WHAT IS ASKED —
Copy out each line of the material below that holds the string "Shan".

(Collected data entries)
•••••
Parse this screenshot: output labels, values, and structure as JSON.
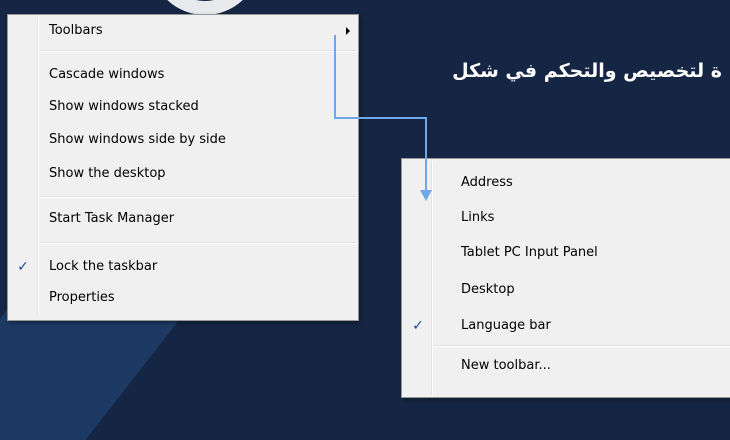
{
  "headline": "ة لتخصيص والتحكم في شكل",
  "accent_color": "#6ea8e8",
  "taskbar_menu": {
    "items": [
      {
        "label": "Toolbars",
        "checked": false,
        "has_submenu": true
      },
      {
        "label": "Cascade windows",
        "checked": false
      },
      {
        "label": "Show windows stacked",
        "checked": false
      },
      {
        "label": "Show windows side by side",
        "checked": false
      },
      {
        "label": "Show the desktop",
        "checked": false
      },
      {
        "label": "Start Task Manager",
        "checked": false
      },
      {
        "label": "Lock the taskbar",
        "checked": true,
        "check_glyph": "✓"
      },
      {
        "label": "Properties",
        "checked": false
      }
    ]
  },
  "toolbars_menu": {
    "items": [
      {
        "label": "Address",
        "checked": false
      },
      {
        "label": "Links",
        "checked": false
      },
      {
        "label": "Tablet PC Input Panel",
        "checked": false
      },
      {
        "label": "Desktop",
        "checked": false
      },
      {
        "label": "Language bar",
        "checked": true,
        "check_glyph": "✓"
      },
      {
        "label": "New toolbar...",
        "checked": false
      }
    ]
  }
}
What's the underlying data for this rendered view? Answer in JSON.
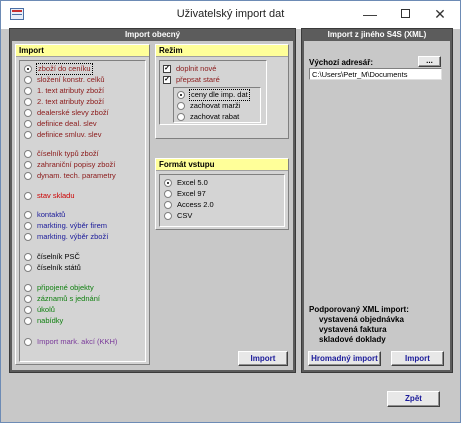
{
  "window": {
    "title": "Uživatelský import dat"
  },
  "left_panel": {
    "header": "Import obecný",
    "import_group": {
      "title": "Import",
      "options": [
        {
          "label": "zboží do ceníku",
          "color": "maroon",
          "selected": true
        },
        {
          "label": "složení konstr. celků",
          "color": "maroon",
          "selected": false
        },
        {
          "label": "1. text atributy zboží",
          "color": "maroon",
          "selected": false
        },
        {
          "label": "2. text atributy zboží",
          "color": "maroon",
          "selected": false
        },
        {
          "label": "dealerské slevy zboží",
          "color": "maroon",
          "selected": false
        },
        {
          "label": "definice deal. slev",
          "color": "maroon",
          "selected": false
        },
        {
          "label": "definice smluv. slev",
          "color": "maroon",
          "selected": false
        },
        {
          "label": "číselník typů zboží",
          "color": "maroon",
          "selected": false
        },
        {
          "label": "zahraniční popisy zboží",
          "color": "maroon",
          "selected": false
        },
        {
          "label": "dynam. tech. parametry",
          "color": "maroon",
          "selected": false
        },
        {
          "label": "stav skladu",
          "color": "red",
          "selected": false
        },
        {
          "label": "kontaktů",
          "color": "navy",
          "selected": false
        },
        {
          "label": "markting. výběr firem",
          "color": "navy",
          "selected": false
        },
        {
          "label": "markting. výběr zboží",
          "color": "navy",
          "selected": false
        },
        {
          "label": "číselník PSČ",
          "color": "black",
          "selected": false
        },
        {
          "label": "číselník států",
          "color": "black",
          "selected": false
        },
        {
          "label": "připojené objekty",
          "color": "green",
          "selected": false
        },
        {
          "label": "záznamů s jednání",
          "color": "green",
          "selected": false
        },
        {
          "label": "úkolů",
          "color": "green",
          "selected": false
        },
        {
          "label": "nabídky",
          "color": "green",
          "selected": false
        },
        {
          "label": "Import mark. akcí (KKH)",
          "color": "purple",
          "selected": false
        }
      ]
    },
    "mode_group": {
      "title": "Režim",
      "checkboxes": [
        {
          "label": "doplnit nové",
          "checked": true
        },
        {
          "label": "přepsat staré",
          "checked": true
        }
      ],
      "radios": [
        {
          "label": "ceny dle imp. dat",
          "selected": true
        },
        {
          "label": "zachovat marži",
          "selected": false
        },
        {
          "label": "zachovat rabat",
          "selected": false
        }
      ]
    },
    "format_group": {
      "title": "Formát vstupu",
      "options": [
        {
          "label": "Excel 5.0",
          "selected": true
        },
        {
          "label": "Excel 97",
          "selected": false
        },
        {
          "label": "Access 2.0",
          "selected": false
        },
        {
          "label": "CSV",
          "selected": false
        }
      ]
    },
    "import_button": "Import"
  },
  "right_panel": {
    "header": "Import z jiného S4S (XML)",
    "source_dir_label": "Výchozí adresář:",
    "browse_button": "...",
    "source_dir_value": "C:\\Users\\Petr_M\\Documents",
    "supported_title": "Podporovaný XML import:",
    "supported_items": [
      "vystavená objednávka",
      "vystavená faktura",
      "skladové doklady"
    ],
    "bulk_import_button": "Hromadný import",
    "import_button": "Import"
  },
  "footer": {
    "back_button": "Zpět"
  },
  "colors": {
    "maroon": "#8b1a1a",
    "red": "#cc0000",
    "navy": "#1a1a9a",
    "green": "#108010",
    "purple": "#7a3a9a",
    "black": "#000000",
    "group_title_bg": "#ffff99",
    "panel_header_bg": "#5c5c5c"
  }
}
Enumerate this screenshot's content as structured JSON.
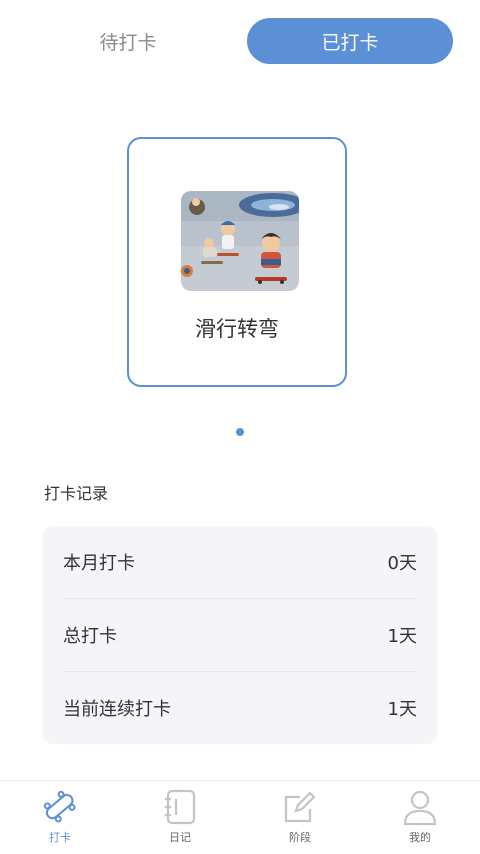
{
  "tabs": {
    "pending": "待打卡",
    "done": "已打卡"
  },
  "card": {
    "title": "滑行转弯",
    "image_icon": "skateboard-kids-illustration"
  },
  "records": {
    "title": "打卡记录",
    "rows": [
      {
        "label": "本月打卡",
        "value": "0天"
      },
      {
        "label": "总打卡",
        "value": "1天"
      },
      {
        "label": "当前连续打卡",
        "value": "1天"
      }
    ]
  },
  "nav": [
    {
      "label": "打卡",
      "icon": "skateboard-icon",
      "active": true
    },
    {
      "label": "日记",
      "icon": "notebook-icon"
    },
    {
      "label": "阶段",
      "icon": "edit-icon"
    },
    {
      "label": "我的",
      "icon": "user-icon"
    }
  ],
  "colors": {
    "accent": "#5b8fd6",
    "panel": "#f5f5f9"
  }
}
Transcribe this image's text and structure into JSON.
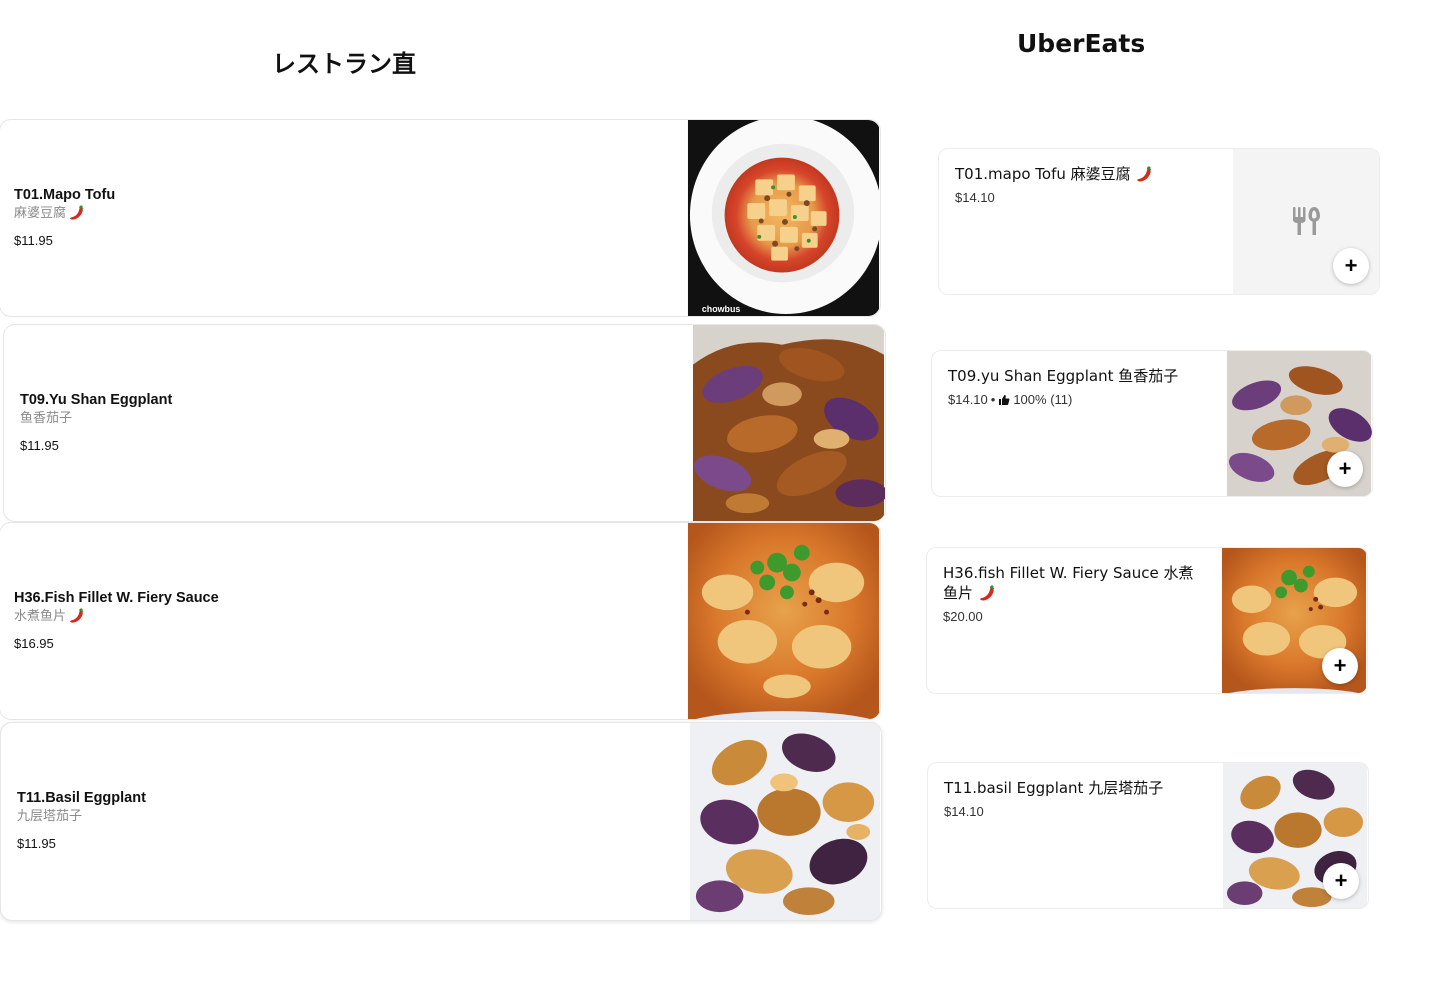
{
  "left": {
    "title": "レストラン直",
    "items": [
      {
        "name": "T01.Mapo Tofu",
        "sub": "麻婆豆腐",
        "price": "$11.95",
        "photo_watermark": "chowbus"
      },
      {
        "name": "T09.Yu Shan Eggplant",
        "sub": "鱼香茄子",
        "price": "$11.95"
      },
      {
        "name": "H36.Fish Fillet W. Fiery Sauce",
        "sub": "水煮鱼片",
        "price": "$16.95"
      },
      {
        "name": "T11.Basil Eggplant",
        "sub": "九层塔茄子",
        "price": "$11.95"
      }
    ]
  },
  "right": {
    "title": "UberEats",
    "items": [
      {
        "name": "T01.mapo Tofu 麻婆豆腐",
        "price": "$14.10",
        "rating": ""
      },
      {
        "name": "T09.yu Shan Eggplant 鱼香茄子",
        "price": "$14.10",
        "rating": "100% (11)"
      },
      {
        "name": "H36.fish Fillet W. Fiery Sauce 水煮鱼片",
        "price": "$20.00",
        "rating": ""
      },
      {
        "name": "T11.basil Eggplant 九层塔茄子",
        "price": "$14.10",
        "rating": ""
      }
    ],
    "add_label": "+"
  },
  "icons": {
    "spicy": "chili-pepper-icon",
    "placeholder": "fork-knife-icon",
    "rating": "thumbs-up-icon"
  },
  "colors": {
    "text": "#111111",
    "muted": "#8a8a8a",
    "chili": "#d42a1f"
  }
}
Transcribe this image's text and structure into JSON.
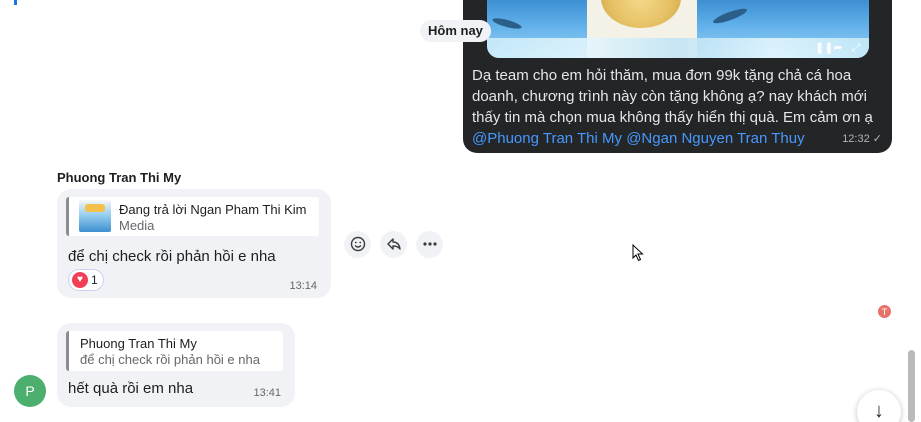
{
  "date_divider": "Hôm nay",
  "outgoing_message": {
    "text": "Dạ team cho em hỏi thăm, mua đơn 99k tặng chả cá hoa doanh, chương trình này còn tặng không ạ? nay khách mới thấy tin mà chọn mua không thấy hiển thị quà. Em cảm ơn ạ",
    "mention_1": "@Phuong Tran Thi My",
    "mention_2": "@Ngan Nguyen Tran Thuy",
    "time": "12:32"
  },
  "incoming_1": {
    "sender": "Phuong Tran Thi My",
    "reply_title": "Đang trả lời Ngan Pham Thi Kim",
    "reply_subtitle": "Media",
    "text": "để chị check rồi phản hồi e nha",
    "reaction_count": "1",
    "time": "13:14"
  },
  "incoming_2": {
    "reply_title": "Phuong Tran Thi My",
    "reply_subtitle": "để chị check rồi phản hồi e nha",
    "text": "hết quà rồi em nha",
    "time": "13:41"
  },
  "avatars": {
    "sender_initial": "P",
    "seen_initial": "T"
  },
  "colors": {
    "outgoing_bubble": "#242526",
    "incoming_bubble": "#f0f2f5",
    "mention": "#4599ff",
    "avatar_p": "#4caf6e",
    "reaction_heart": "#f33e58"
  }
}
•••••
SOLUTION FOR THIS TASK —
        "name": "T09.Yu Shan Eggplant",
        "name": "T09.yu Shan Eggplant 鱼香茄子",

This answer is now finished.